> What to do
Set down each line of the data below exactly as it stands, dropping the pictures.

(Part of a data file)

* * * *

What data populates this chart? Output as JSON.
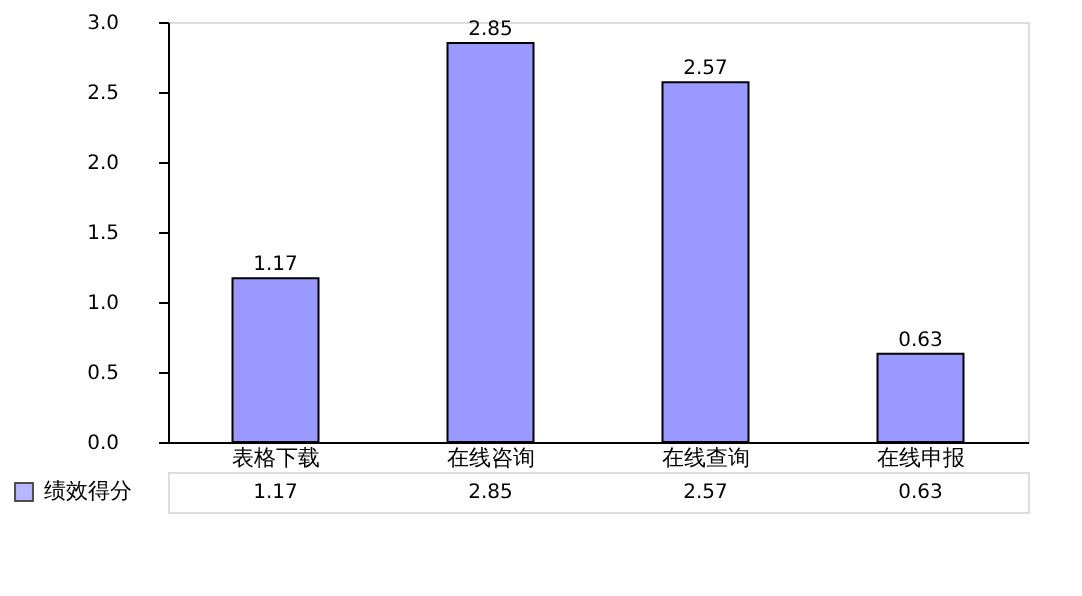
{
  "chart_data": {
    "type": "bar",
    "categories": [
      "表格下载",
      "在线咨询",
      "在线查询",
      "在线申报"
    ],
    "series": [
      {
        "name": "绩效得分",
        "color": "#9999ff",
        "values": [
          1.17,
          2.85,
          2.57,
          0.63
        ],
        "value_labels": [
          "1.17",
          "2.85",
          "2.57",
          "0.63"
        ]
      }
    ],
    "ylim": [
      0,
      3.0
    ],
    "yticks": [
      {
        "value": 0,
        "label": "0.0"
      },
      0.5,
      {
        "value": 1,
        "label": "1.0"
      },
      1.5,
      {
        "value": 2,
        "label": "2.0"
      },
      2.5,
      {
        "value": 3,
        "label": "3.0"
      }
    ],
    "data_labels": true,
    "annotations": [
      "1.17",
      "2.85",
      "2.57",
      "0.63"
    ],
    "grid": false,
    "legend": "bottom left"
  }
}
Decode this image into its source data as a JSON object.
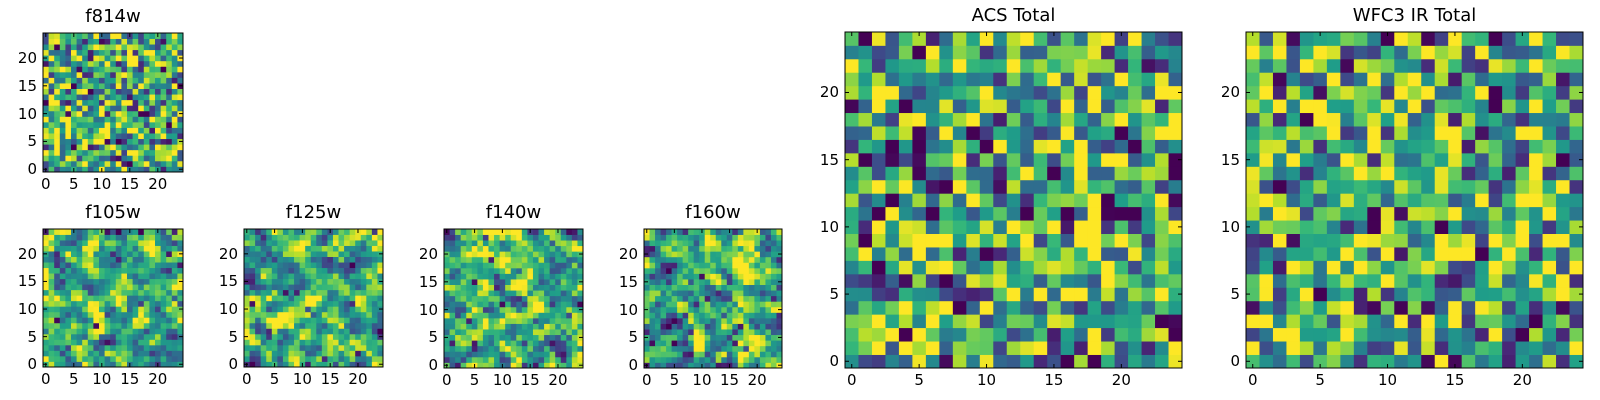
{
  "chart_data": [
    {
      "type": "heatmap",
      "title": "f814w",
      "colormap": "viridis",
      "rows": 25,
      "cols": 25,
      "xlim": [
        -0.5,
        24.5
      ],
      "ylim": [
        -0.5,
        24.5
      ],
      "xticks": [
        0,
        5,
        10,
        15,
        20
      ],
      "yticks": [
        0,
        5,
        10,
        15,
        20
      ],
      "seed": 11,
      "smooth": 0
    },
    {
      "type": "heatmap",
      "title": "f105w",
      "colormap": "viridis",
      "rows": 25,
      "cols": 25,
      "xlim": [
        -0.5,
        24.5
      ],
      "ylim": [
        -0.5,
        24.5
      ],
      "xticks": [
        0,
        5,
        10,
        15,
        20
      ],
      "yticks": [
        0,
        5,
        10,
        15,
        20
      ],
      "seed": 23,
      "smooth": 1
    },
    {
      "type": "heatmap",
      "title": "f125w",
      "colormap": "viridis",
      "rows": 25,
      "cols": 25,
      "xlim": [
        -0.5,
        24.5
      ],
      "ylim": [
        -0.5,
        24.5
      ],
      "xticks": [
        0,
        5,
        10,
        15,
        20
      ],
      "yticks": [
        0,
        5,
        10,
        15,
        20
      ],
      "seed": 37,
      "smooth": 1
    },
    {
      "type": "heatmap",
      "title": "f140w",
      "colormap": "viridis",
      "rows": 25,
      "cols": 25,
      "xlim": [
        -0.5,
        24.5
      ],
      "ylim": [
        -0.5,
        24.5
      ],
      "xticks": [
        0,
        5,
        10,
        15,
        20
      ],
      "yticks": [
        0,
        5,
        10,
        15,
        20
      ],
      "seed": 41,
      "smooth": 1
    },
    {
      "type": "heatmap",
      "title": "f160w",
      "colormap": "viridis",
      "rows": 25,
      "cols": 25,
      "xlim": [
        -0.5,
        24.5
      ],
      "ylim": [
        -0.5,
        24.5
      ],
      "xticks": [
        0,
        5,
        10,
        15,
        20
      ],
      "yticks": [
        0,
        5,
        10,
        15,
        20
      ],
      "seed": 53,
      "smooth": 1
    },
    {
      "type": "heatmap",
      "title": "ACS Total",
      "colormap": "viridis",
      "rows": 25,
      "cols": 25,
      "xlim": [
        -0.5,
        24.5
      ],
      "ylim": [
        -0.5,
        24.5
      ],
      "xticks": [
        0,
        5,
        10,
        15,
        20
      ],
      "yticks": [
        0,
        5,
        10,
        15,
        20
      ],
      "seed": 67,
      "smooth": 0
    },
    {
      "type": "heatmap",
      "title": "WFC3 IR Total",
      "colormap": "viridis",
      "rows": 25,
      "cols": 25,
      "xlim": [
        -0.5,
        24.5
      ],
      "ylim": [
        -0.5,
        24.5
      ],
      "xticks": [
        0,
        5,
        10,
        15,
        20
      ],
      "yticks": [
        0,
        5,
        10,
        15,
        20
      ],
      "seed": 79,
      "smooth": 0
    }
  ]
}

* * * *

> Task solution
What data populates this chart? Output as JSON.
{
  "chart_data": {
    "type": "bar",
    "categories": [
      "表格下载",
      "在线咨询",
      "在线查询",
      "在线申报"
    ],
    "series": [
      {
        "name": "绩效得分",
        "color": "#9999ff",
        "values": [
          1.17,
          2.85,
          2.57,
          0.63
        ],
        "value_labels": [
          "1.17",
          "2.85",
          "2.57",
          "0.63"
        ]
      }
    ],
    "ylim": [
      0,
      3.0
    ],
    "yticks": [
      {
        "value": 0,
        "label": "0.0"
      },
      0.5,
      {
        "value": 1,
        "label": "1.0"
      },
      1.5,
      {
        "value": 2,
        "label": "2.0"
      },
      2.5,
      {
        "value": 3,
        "label": "3.0"
      }
    ],
    "data_labels": true,
    "annotations": [
      "1.17",
      "2.85",
      "2.57",
      "0.63"
    ],
    "grid": false,
    "legend": "bottom left"
  }
}
Decode this image into its source data as a JSON object.
{
  "chart_data": [
    {
      "type": "heatmap",
      "title": "f814w",
      "colormap": "viridis",
      "rows": 25,
      "cols": 25,
      "xlim": [
        -0.5,
        24.5
      ],
      "ylim": [
        -0.5,
        24.5
      ],
      "xticks": [
        0,
        5,
        10,
        15,
        20
      ],
      "yticks": [
        0,
        5,
        10,
        15,
        20
      ],
      "seed": 11,
      "smooth": 0
    },
    {
      "type": "heatmap",
      "title": "f105w",
      "colormap": "viridis",
      "rows": 25,
      "cols": 25,
      "xlim": [
        -0.5,
        24.5
      ],
      "ylim": [
        -0.5,
        24.5
      ],
      "xticks": [
        0,
        5,
        10,
        15,
        20
      ],
      "yticks": [
        0,
        5,
        10,
        15,
        20
      ],
      "seed": 23,
      "smooth": 1
    },
    {
      "type": "heatmap",
      "title": "f125w",
      "colormap": "viridis",
      "rows": 25,
      "cols": 25,
      "xlim": [
        -0.5,
        24.5
      ],
      "ylim": [
        -0.5,
        24.5
      ],
      "xticks": [
        0,
        5,
        10,
        15,
        20
      ],
      "yticks": [
        0,
        5,
        10,
        15,
        20
      ],
      "seed": 37,
      "smooth": 1
    },
    {
      "type": "heatmap",
      "title": "f140w",
      "colormap": "viridis",
      "rows": 25,
      "cols": 25,
      "xlim": [
        -0.5,
        24.5
      ],
      "ylim": [
        -0.5,
        24.5
      ],
      "xticks": [
        0,
        5,
        10,
        15,
        20
      ],
      "yticks": [
        0,
        5,
        10,
        15,
        20
      ],
      "seed": 41,
      "smooth": 1
    },
    {
      "type": "heatmap",
      "title": "f160w",
      "colormap": "viridis",
      "rows": 25,
      "cols": 25,
      "xlim": [
        -0.5,
        24.5
      ],
      "ylim": [
        -0.5,
        24.5
      ],
      "xticks": [
        0,
        5,
        10,
        15,
        20
      ],
      "yticks": [
        0,
        5,
        10,
        15,
        20
      ],
      "seed": 53,
      "smooth": 1
    },
    {
      "type": "heatmap",
      "title": "ACS Total",
      "colormap": "viridis",
      "rows": 25,
      "cols": 25,
      "xlim": [
        -0.5,
        24.5
      ],
      "ylim": [
        -0.5,
        24.5
      ],
      "xticks": [
        0,
        5,
        10,
        15,
        20
      ],
      "yticks": [
        0,
        5,
        10,
        15,
        20
      ],
      "seed": 67,
      "smooth": 0
    },
    {
      "type": "heatmap",
      "title": "WFC3 IR Total",
      "colormap": "viridis",
      "rows": 25,
      "cols": 25,
      "xlim": [
        -0.5,
        24.5
      ],
      "ylim": [
        -0.5,
        24.5
      ],
      "xticks": [
        0,
        5,
        10,
        15,
        20
      ],
      "yticks": [
        0,
        5,
        10,
        15,
        20
      ],
      "seed": 79,
      "smooth": 0
    }
  ]
}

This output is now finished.